(Aim) Transcribe each line exactly.
━━━━━━━━━━━━━━━━━━━━━━━━━━━━━━
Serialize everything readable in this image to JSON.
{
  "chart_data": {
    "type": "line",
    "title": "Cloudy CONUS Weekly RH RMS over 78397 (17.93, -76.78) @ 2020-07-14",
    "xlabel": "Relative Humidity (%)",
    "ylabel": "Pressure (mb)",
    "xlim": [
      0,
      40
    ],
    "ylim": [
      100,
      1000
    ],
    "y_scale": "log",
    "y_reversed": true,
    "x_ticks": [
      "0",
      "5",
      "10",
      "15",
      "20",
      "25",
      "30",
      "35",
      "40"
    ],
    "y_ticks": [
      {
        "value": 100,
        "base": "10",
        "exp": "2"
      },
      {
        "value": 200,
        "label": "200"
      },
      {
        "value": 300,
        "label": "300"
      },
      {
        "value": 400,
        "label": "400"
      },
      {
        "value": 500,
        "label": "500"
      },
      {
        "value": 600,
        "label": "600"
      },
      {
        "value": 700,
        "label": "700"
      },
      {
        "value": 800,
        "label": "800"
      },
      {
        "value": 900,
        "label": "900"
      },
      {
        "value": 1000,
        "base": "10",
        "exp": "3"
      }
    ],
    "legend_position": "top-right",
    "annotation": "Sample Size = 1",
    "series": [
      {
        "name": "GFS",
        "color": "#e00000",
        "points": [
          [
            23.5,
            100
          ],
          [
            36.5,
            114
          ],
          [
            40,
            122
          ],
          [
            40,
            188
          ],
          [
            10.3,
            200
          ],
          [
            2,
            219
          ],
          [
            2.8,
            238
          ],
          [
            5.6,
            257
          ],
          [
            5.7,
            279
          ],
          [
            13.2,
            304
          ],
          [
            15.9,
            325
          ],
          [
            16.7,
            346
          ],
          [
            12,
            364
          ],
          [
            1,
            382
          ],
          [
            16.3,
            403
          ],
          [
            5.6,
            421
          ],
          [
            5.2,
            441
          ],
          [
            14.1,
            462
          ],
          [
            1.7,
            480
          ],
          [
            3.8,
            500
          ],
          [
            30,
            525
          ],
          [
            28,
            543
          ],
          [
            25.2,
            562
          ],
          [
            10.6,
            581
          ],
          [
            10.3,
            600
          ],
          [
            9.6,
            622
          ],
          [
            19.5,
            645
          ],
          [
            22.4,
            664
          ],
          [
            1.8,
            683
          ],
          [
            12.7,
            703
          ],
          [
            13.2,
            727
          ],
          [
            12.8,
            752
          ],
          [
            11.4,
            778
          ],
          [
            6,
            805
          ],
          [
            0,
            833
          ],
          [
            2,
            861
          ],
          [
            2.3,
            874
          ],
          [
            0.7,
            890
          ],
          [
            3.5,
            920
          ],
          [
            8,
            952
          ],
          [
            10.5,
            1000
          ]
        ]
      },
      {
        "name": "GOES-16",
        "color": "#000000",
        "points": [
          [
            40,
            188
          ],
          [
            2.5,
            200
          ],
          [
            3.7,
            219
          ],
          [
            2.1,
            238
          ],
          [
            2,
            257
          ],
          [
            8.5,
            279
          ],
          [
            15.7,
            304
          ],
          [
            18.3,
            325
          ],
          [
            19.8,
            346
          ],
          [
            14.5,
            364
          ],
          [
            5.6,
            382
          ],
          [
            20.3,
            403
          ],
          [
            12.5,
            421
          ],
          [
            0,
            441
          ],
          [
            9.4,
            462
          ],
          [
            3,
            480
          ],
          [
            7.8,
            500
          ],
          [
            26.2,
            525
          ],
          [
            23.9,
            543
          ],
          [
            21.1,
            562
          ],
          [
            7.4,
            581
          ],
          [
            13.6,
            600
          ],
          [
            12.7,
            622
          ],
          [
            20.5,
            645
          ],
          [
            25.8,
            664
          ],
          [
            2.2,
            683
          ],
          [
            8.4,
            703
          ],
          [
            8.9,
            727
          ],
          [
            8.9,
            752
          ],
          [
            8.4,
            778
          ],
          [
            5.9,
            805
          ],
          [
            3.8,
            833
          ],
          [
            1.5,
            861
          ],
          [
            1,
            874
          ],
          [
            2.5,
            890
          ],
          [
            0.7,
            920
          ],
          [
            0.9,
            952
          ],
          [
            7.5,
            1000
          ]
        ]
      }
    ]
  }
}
━━━━━━━━━━━━━━━━━━━━━━━━━━━━━━
(Written solution)
Serialize everything readable in this image to JSON.
{
  "chart_data": {
    "type": "line",
    "title": "Cloudy CONUS Weekly RH RMS over 78397 (17.93, -76.78) @ 2020-07-14",
    "xlabel": "Relative Humidity (%)",
    "ylabel": "Pressure (mb)",
    "xlim": [
      0,
      40
    ],
    "ylim": [
      100,
      1000
    ],
    "y_scale": "log",
    "y_reversed": true,
    "x_ticks": [
      "0",
      "5",
      "10",
      "15",
      "20",
      "25",
      "30",
      "35",
      "40"
    ],
    "y_ticks": [
      {
        "value": 100,
        "base": "10",
        "exp": "2"
      },
      {
        "value": 200,
        "label": "200"
      },
      {
        "value": 300,
        "label": "300"
      },
      {
        "value": 400,
        "label": "400"
      },
      {
        "value": 500,
        "label": "500"
      },
      {
        "value": 600,
        "label": "600"
      },
      {
        "value": 700,
        "label": "700"
      },
      {
        "value": 800,
        "label": "800"
      },
      {
        "value": 900,
        "label": "900"
      },
      {
        "value": 1000,
        "base": "10",
        "exp": "3"
      }
    ],
    "legend_position": "top-right",
    "annotation": "Sample Size = 1",
    "series": [
      {
        "name": "GFS",
        "color": "#e00000",
        "points": [
          [
            23.5,
            100
          ],
          [
            36.5,
            114
          ],
          [
            40,
            122
          ],
          [
            40,
            188
          ],
          [
            10.3,
            200
          ],
          [
            2,
            219
          ],
          [
            2.8,
            238
          ],
          [
            5.6,
            257
          ],
          [
            5.7,
            279
          ],
          [
            13.2,
            304
          ],
          [
            15.9,
            325
          ],
          [
            16.7,
            346
          ],
          [
            12,
            364
          ],
          [
            1,
            382
          ],
          [
            16.3,
            403
          ],
          [
            5.6,
            421
          ],
          [
            5.2,
            441
          ],
          [
            14.1,
            462
          ],
          [
            1.7,
            480
          ],
          [
            3.8,
            500
          ],
          [
            30,
            525
          ],
          [
            28,
            543
          ],
          [
            25.2,
            562
          ],
          [
            10.6,
            581
          ],
          [
            10.3,
            600
          ],
          [
            9.6,
            622
          ],
          [
            19.5,
            645
          ],
          [
            22.4,
            664
          ],
          [
            1.8,
            683
          ],
          [
            12.7,
            703
          ],
          [
            13.2,
            727
          ],
          [
            12.8,
            752
          ],
          [
            11.4,
            778
          ],
          [
            6,
            805
          ],
          [
            0,
            833
          ],
          [
            2,
            861
          ],
          [
            2.3,
            874
          ],
          [
            0.7,
            890
          ],
          [
            3.5,
            920
          ],
          [
            8,
            952
          ],
          [
            10.5,
            1000
          ]
        ]
      },
      {
        "name": "GOES-16",
        "color": "#000000",
        "points": [
          [
            40,
            188
          ],
          [
            2.5,
            200
          ],
          [
            3.7,
            219
          ],
          [
            2.1,
            238
          ],
          [
            2,
            257
          ],
          [
            8.5,
            279
          ],
          [
            15.7,
            304
          ],
          [
            18.3,
            325
          ],
          [
            19.8,
            346
          ],
          [
            14.5,
            364
          ],
          [
            5.6,
            382
          ],
          [
            20.3,
            403
          ],
          [
            12.5,
            421
          ],
          [
            0,
            441
          ],
          [
            9.4,
            462
          ],
          [
            3,
            480
          ],
          [
            7.8,
            500
          ],
          [
            26.2,
            525
          ],
          [
            23.9,
            543
          ],
          [
            21.1,
            562
          ],
          [
            7.4,
            581
          ],
          [
            13.6,
            600
          ],
          [
            12.7,
            622
          ],
          [
            20.5,
            645
          ],
          [
            25.8,
            664
          ],
          [
            2.2,
            683
          ],
          [
            8.4,
            703
          ],
          [
            8.9,
            727
          ],
          [
            8.9,
            752
          ],
          [
            8.4,
            778
          ],
          [
            5.9,
            805
          ],
          [
            3.8,
            833
          ],
          [
            1.5,
            861
          ],
          [
            1,
            874
          ],
          [
            2.5,
            890
          ],
          [
            0.7,
            920
          ],
          [
            0.9,
            952
          ],
          [
            7.5,
            1000
          ]
        ]
      }
    ]
  }
}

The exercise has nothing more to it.